RECORDS SHOWN start

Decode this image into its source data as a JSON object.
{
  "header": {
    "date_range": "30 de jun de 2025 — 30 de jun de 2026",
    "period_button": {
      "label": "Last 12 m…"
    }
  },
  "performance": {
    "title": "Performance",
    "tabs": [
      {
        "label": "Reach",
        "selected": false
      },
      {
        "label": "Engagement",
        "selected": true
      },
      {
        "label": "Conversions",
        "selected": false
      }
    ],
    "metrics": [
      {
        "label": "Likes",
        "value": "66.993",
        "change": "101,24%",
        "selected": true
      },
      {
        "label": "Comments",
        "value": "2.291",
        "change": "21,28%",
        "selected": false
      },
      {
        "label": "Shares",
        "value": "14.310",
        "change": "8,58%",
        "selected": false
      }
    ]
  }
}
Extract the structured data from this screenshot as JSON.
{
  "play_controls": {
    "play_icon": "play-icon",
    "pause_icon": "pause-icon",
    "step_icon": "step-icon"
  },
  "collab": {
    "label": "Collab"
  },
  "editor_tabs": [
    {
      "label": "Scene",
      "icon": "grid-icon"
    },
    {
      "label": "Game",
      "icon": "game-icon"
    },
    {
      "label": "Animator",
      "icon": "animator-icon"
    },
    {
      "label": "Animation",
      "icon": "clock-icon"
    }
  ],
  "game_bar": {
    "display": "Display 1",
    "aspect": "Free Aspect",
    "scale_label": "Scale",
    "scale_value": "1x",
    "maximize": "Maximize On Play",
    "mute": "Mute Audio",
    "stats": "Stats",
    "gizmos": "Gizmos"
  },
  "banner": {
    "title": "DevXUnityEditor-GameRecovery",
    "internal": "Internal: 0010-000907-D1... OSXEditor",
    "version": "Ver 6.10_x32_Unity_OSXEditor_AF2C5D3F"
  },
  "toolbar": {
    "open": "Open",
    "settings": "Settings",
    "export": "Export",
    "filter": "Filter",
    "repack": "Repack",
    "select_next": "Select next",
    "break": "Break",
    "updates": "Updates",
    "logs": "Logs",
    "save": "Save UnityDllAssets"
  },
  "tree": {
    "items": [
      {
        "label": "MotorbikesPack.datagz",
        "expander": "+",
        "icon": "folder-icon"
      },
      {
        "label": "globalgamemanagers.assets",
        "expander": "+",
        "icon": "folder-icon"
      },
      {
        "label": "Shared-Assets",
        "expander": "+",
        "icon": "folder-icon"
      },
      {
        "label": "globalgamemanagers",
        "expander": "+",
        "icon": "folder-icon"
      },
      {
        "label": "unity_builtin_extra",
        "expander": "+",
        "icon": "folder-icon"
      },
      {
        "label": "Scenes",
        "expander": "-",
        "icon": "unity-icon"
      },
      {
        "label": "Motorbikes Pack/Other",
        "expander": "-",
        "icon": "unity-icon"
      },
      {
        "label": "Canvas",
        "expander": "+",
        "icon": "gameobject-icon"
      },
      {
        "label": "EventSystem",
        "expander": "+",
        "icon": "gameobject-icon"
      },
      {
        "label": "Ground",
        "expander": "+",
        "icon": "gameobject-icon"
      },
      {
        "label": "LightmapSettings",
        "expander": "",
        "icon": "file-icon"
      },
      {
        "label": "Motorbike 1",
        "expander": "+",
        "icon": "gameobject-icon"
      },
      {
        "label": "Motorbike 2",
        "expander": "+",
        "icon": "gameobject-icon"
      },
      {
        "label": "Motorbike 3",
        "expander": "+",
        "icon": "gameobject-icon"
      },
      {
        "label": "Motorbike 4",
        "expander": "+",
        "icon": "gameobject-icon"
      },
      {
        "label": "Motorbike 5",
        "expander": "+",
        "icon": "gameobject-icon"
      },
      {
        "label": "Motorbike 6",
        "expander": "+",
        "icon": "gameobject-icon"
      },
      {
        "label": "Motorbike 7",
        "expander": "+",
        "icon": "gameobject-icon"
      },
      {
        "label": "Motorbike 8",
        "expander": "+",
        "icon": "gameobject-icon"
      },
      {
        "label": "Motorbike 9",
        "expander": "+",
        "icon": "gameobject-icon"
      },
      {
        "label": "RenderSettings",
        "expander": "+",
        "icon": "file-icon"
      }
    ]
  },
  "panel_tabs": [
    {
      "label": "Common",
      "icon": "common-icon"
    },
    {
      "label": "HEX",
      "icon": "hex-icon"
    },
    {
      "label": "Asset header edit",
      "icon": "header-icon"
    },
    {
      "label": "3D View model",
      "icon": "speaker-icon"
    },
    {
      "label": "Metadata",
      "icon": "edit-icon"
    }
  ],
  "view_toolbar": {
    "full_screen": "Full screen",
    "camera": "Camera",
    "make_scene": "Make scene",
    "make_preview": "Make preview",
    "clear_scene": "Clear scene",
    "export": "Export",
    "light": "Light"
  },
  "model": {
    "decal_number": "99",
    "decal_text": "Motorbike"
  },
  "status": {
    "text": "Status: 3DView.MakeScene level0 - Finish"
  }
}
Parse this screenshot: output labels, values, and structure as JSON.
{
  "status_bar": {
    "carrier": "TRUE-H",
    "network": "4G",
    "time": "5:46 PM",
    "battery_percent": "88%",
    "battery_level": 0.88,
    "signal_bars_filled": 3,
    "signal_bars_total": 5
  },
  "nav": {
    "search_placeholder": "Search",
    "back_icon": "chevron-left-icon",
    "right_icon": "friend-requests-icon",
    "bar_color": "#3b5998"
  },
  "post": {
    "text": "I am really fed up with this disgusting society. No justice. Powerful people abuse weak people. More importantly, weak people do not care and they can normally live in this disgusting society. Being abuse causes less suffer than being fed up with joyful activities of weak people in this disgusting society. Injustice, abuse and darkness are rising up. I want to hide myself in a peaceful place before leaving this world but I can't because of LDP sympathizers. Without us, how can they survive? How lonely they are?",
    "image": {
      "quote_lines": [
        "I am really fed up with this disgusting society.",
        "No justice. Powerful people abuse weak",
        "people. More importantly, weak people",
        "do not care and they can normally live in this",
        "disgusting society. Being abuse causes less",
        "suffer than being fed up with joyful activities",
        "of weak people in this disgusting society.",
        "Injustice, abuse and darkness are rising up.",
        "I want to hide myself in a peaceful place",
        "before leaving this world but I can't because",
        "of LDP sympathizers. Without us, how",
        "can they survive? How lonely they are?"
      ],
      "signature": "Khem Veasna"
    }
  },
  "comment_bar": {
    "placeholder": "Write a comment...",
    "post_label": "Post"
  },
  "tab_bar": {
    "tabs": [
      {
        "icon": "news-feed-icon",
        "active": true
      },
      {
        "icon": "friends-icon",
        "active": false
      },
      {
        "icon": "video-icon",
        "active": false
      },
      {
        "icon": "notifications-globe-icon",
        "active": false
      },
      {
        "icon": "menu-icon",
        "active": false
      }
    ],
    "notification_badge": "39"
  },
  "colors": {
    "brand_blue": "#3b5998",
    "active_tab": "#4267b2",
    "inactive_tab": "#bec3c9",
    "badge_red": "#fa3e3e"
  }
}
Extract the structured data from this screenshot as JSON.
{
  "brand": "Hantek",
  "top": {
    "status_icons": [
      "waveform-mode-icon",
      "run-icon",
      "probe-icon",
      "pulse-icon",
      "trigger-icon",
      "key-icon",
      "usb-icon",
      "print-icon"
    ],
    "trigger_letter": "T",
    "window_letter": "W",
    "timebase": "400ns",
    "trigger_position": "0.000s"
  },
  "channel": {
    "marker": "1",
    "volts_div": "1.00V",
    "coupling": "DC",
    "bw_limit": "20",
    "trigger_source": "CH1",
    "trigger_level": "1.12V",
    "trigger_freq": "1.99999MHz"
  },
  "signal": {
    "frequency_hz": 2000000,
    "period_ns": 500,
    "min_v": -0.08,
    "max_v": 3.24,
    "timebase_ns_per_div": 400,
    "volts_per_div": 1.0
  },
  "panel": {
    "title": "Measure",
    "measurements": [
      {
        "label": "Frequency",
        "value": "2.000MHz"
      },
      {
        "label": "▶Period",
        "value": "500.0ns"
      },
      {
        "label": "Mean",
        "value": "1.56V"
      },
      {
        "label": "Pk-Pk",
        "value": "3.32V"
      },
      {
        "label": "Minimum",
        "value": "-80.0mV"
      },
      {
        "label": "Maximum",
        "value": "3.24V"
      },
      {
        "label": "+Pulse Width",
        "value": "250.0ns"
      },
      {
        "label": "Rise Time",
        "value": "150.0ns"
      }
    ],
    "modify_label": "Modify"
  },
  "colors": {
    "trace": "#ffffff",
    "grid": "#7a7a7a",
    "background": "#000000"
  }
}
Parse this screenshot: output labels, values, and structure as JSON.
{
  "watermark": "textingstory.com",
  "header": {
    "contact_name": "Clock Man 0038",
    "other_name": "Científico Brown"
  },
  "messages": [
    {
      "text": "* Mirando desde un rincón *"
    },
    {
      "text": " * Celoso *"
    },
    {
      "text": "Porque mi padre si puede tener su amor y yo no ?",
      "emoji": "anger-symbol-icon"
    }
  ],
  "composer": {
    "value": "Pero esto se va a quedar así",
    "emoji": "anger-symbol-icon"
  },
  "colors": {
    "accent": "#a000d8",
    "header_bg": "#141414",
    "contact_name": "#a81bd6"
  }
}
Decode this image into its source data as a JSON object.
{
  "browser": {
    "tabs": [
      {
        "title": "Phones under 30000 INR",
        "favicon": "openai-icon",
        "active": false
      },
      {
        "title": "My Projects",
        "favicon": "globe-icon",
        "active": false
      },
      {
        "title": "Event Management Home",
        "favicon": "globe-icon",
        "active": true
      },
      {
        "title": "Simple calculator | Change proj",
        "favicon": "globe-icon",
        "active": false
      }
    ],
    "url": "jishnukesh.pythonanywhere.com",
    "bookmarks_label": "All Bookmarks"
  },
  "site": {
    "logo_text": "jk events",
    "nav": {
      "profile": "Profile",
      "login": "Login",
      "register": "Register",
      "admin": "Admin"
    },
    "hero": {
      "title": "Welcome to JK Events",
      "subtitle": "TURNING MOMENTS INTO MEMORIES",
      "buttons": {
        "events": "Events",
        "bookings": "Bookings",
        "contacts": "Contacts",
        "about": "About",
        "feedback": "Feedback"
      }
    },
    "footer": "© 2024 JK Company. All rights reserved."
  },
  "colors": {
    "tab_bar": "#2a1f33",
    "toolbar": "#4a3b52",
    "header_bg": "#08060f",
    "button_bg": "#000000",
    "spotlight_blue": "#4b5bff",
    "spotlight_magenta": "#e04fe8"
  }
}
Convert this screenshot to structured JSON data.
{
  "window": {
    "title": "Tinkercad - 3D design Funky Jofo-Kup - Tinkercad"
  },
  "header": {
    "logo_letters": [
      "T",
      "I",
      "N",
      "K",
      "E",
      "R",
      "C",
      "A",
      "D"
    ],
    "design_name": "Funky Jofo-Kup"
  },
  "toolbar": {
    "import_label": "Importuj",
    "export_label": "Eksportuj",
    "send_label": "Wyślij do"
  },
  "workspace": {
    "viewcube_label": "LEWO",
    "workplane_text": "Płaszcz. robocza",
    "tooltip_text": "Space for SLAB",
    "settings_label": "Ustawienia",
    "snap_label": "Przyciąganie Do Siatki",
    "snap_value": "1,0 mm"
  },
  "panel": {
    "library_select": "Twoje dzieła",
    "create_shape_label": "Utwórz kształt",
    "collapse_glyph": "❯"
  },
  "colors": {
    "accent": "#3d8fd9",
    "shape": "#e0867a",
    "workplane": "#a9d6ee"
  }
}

RECORDS SHOWN end

[JOB]
Reproduce only the lines running from the one with "Convert this screenshot" through the final line of the listing above, both ends included.

[ANSWER FOR THIS EXERCISE]
Convert this screenshot to structured JSON data.
{
  "window": {
    "title": "Tinkercad - 3D design Funky Jofo-Kup - Tinkercad"
  },
  "header": {
    "logo_letters": [
      "T",
      "I",
      "N",
      "K",
      "E",
      "R",
      "C",
      "A",
      "D"
    ],
    "design_name": "Funky Jofo-Kup"
  },
  "toolbar": {
    "import_label": "Importuj",
    "export_label": "Eksportuj",
    "send_label": "Wyślij do"
  },
  "workspace": {
    "viewcube_label": "LEWO",
    "workplane_text": "Płaszcz. robocza",
    "tooltip_text": "Space for SLAB",
    "settings_label": "Ustawienia",
    "snap_label": "Przyciąganie Do Siatki",
    "snap_value": "1,0 mm"
  },
  "panel": {
    "library_select": "Twoje dzieła",
    "create_shape_label": "Utwórz kształt",
    "collapse_glyph": "❯"
  },
  "colors": {
    "accent": "#3d8fd9",
    "shape": "#e0867a",
    "workplane": "#a9d6ee"
  }
}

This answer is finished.